Pick out each line containing the string "phone" and copy it.

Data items
>> start
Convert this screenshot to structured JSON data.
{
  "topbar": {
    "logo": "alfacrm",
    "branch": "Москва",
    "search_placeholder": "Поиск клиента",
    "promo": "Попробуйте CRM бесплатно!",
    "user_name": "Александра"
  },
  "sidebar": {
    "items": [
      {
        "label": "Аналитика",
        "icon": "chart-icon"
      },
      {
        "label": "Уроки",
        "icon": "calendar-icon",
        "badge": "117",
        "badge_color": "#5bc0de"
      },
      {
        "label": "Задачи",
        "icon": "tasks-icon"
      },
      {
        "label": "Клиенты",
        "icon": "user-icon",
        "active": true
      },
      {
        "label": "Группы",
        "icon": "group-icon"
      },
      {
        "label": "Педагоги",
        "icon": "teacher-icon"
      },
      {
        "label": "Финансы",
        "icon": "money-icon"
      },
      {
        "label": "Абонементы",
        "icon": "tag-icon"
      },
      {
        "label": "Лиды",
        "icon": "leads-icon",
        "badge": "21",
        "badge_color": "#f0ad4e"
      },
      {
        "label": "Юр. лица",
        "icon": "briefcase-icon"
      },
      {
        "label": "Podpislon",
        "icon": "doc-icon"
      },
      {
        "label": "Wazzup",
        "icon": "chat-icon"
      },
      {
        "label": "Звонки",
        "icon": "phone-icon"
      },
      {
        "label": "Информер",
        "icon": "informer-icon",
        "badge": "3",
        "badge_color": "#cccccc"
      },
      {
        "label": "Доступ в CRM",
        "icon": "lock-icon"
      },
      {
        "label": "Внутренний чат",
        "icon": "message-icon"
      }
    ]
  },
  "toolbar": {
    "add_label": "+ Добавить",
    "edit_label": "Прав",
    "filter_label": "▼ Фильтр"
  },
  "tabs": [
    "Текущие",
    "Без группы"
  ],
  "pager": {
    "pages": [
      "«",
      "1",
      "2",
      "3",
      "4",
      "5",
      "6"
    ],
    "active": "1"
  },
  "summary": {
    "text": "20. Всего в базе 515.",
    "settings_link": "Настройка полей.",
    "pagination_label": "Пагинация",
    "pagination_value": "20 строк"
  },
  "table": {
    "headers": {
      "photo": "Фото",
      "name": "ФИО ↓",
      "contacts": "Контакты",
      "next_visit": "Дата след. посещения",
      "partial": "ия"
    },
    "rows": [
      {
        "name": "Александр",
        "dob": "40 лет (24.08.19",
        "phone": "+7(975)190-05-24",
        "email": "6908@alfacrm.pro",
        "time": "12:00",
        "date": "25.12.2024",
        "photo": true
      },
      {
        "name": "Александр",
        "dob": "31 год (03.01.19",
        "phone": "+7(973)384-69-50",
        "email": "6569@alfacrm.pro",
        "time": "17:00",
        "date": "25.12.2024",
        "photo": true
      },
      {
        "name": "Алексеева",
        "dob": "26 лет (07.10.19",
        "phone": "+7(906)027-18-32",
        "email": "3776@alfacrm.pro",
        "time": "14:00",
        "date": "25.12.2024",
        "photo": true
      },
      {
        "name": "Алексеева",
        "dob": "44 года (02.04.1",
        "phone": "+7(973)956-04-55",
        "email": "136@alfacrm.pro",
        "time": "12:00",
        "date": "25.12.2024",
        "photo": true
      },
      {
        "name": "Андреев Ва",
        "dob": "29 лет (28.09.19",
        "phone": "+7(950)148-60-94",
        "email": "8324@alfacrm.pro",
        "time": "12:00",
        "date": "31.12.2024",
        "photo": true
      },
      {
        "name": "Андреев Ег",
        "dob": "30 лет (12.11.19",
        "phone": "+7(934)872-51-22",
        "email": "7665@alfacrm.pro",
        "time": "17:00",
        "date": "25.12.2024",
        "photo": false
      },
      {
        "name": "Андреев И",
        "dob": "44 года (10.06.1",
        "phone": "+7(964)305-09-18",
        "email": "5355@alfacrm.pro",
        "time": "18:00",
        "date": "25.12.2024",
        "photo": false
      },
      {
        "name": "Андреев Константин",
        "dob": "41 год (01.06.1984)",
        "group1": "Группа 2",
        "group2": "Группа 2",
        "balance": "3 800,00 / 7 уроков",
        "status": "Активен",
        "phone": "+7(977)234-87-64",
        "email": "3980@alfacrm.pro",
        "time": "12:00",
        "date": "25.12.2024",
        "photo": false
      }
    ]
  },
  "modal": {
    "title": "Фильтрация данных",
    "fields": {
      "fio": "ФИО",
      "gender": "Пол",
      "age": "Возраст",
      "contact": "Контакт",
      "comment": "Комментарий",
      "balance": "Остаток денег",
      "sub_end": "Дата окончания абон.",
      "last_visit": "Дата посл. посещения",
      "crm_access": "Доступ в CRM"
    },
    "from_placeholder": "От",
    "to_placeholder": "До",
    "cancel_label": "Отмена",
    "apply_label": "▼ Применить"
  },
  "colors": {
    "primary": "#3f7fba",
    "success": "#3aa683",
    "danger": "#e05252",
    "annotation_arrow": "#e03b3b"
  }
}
>> end
#### Complete response
        "icon": "phone-icon"
        "phone": "+7(975)190-05-24",
        "phone": "+7(973)384-69-50",
        "phone": "+7(906)027-18-32",
        "phone": "+7(973)956-04-55",
        "phone": "+7(950)148-60-94",
        "phone": "+7(934)872-51-22",
        "phone": "+7(964)305-09-18",
        "phone": "+7(977)234-87-64",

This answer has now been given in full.